## Texto de partida
··········
O, en otra ocasión: «Ahí fuera en el patio están el dios celestial y Buddha, hablando de budismo. ¡Vaya ruido arman!».

Con todo, el discurso puede también, llegado el caso, cambiar de registro y adoptar un tono completamente distinto. Puede, por ejemplo, apuntar de forma queda, insinuante, al lenguaje de las cosas que nos rodean, con la esperanza de que éste se torne perceptible para el discípulo. Así, por ejemplo, Ummon, yendo un día hacia la sala de enseñanza, escucha de repente el sonido profundo de la campana del templo y dice: «En este ancho, ancho mundo, ¿por qué nos seguimos preocupando por las vestiduras monacales, si la campana suena de esta manera?».
··········
## Conjunto de datos
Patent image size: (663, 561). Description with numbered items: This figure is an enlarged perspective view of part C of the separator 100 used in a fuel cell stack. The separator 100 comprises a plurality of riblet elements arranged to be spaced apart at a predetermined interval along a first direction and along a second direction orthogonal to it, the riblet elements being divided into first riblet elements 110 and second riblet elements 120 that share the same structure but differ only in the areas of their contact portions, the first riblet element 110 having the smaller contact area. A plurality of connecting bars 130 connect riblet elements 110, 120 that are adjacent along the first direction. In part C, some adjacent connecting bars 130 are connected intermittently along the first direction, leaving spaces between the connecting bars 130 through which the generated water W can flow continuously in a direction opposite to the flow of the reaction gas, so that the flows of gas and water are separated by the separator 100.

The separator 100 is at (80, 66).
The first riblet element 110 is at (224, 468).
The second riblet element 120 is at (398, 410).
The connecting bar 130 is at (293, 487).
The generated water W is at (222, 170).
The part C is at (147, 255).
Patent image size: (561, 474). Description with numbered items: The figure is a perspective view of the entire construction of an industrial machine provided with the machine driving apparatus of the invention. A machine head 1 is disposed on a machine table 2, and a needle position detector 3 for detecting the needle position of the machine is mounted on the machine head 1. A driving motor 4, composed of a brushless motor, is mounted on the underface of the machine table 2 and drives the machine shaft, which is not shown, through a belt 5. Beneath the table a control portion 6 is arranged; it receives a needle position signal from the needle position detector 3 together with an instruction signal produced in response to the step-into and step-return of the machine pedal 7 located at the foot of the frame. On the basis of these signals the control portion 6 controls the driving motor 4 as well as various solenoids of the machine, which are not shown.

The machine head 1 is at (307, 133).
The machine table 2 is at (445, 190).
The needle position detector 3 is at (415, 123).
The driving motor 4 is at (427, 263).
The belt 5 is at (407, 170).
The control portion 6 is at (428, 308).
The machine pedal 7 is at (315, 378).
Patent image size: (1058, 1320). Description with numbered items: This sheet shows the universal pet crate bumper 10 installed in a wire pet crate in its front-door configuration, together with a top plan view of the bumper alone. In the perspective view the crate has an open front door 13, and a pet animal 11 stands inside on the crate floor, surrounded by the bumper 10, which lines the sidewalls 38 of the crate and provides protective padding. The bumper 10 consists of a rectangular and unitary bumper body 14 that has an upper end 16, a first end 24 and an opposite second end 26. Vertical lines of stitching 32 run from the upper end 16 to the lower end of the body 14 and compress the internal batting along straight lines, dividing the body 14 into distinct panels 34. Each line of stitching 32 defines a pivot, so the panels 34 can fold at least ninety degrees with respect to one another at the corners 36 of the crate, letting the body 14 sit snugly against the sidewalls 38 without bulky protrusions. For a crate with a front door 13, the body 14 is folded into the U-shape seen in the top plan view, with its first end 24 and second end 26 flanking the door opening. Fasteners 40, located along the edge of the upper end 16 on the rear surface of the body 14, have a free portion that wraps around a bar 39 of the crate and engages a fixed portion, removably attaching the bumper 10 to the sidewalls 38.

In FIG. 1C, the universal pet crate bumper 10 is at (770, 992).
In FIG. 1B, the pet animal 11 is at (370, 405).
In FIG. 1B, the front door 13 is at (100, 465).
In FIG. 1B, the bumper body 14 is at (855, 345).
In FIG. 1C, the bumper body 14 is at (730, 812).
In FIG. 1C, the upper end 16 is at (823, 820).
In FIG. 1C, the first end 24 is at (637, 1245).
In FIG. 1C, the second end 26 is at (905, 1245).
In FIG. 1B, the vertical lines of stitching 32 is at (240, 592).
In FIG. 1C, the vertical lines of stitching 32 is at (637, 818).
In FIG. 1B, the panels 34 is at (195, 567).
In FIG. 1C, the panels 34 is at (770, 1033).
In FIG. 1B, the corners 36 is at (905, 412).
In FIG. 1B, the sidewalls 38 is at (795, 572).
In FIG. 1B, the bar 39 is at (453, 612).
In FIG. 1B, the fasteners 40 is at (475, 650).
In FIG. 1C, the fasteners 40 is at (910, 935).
··········
## Objetivo del ejercicio
Prolonga el texto sobre el discurso de los maestros zen a partir de su última oración, la que termina con la pregunta de Ummon sobre la campana del templo.

## Resultado
De tales indicaciones se ha apropiado, muy especialmente, la pintura budista. Así, por ejemplo, las palabras de Ummon que acabamos de citar han sido trasladadas a la pintura en el cuadro titulado La campana del templo al atardecer. Allí está el ancho, ancho mundo. Y puede verse, medio difuminado, el monasterio. Los trazos de escritura que acompañan al cuadro se refieren al sonido de la campana. Uno tiene la impresión de oírla. Pero nada de esto es «sentimiento de la naturaleza».

Es zen. Y zen también es el elemento paradójico contenido en algunos cuadros que, hoy día, podrían ser interpretados como forma precoz, oriental, de «expresionismo»: por ejemplo, esos raros paisajes, profundamente impresionantes, en los que unas pocas manchas, a primera vista casi indescifrables, quintaesencian un mundo completo en miniatura, con un laconismo típicamente zen, haciendo de él un ideograma de lo inefable-incomunicable. Aquí, efectivamente, se hace visible el nirvána en el samsára, y el corazón único de Buddha, como dimensión profunda de las cosas, late con un pálpito tan claramente perceptible que corta el aliento.

Pero todo esto es ya «decir» demasiado.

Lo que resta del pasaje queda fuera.